◆ **Your objective**
Locate each line containing the string "JSON" and copy it out.

◆ **Record extracts**

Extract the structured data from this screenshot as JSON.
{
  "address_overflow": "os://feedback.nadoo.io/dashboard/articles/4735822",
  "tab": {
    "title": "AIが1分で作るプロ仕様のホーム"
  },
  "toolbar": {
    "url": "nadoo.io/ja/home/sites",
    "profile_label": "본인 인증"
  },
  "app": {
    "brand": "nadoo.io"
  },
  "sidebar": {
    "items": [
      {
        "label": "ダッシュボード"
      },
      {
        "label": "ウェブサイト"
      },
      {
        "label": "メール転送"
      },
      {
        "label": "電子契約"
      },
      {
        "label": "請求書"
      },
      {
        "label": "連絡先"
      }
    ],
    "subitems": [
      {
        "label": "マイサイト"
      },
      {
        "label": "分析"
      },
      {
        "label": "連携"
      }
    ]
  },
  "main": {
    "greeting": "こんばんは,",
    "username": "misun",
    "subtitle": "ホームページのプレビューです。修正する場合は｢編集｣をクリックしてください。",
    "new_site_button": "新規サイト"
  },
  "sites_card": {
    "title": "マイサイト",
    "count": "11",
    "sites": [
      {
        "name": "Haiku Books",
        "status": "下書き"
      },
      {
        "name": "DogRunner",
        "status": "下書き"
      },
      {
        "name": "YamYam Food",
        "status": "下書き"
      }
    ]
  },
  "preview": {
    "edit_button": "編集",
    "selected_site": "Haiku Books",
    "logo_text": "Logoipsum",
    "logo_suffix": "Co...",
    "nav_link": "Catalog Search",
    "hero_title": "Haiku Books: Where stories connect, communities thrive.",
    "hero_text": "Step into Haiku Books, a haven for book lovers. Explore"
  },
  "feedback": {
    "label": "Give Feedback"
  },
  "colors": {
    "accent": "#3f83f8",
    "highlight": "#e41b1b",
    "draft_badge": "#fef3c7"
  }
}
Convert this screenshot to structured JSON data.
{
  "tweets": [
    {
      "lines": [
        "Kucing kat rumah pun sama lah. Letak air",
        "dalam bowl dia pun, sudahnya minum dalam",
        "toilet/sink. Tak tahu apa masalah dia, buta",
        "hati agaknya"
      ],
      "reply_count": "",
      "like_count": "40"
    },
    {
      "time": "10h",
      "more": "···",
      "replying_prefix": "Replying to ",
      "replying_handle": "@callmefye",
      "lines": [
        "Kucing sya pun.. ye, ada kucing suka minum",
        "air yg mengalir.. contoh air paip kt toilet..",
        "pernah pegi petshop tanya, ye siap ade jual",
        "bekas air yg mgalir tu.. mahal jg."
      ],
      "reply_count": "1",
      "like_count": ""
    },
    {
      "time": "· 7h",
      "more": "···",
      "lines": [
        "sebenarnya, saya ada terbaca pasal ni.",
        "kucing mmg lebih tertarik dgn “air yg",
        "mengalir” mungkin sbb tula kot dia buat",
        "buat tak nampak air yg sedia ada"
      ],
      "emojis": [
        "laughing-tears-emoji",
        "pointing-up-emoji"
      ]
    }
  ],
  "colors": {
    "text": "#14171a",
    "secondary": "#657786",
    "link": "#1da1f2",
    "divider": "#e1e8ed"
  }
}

◆ **Solution to the problem**
Extract the structured data from this screenshot as JSON.
Convert this screenshot to structured JSON data.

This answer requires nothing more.